- **Goal**
Set down the full listing exactly, character for character.

=====

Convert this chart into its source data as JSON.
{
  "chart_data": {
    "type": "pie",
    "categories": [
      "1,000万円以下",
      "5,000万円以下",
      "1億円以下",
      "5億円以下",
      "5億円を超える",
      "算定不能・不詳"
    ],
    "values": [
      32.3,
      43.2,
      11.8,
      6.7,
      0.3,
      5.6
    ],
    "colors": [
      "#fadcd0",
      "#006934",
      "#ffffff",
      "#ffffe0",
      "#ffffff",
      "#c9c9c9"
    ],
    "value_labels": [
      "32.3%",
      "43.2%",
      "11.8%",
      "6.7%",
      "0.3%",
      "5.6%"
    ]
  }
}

=====

- **Output for this task**
Convert this chart into its source data as JSON.
{
  "chart_data": {
    "type": "pie",
    "categories": [
      "1,000万円以下",
      "5,000万円以下",
      "1億円以下",
      "5億円以下",
      "5億円を超える",
      "算定不能・不詳"
    ],
    "values": [
      32.3,
      43.2,
      11.8,
      6.7,
      0.3,
      5.6
    ],
    "colors": [
      "#fadcd0",
      "#006934",
      "#ffffff",
      "#ffffe0",
      "#ffffff",
      "#c9c9c9"
    ],
    "value_labels": [
      "32.3%",
      "43.2%",
      "11.8%",
      "6.7%",
      "0.3%",
      "5.6%"
    ]
  }
}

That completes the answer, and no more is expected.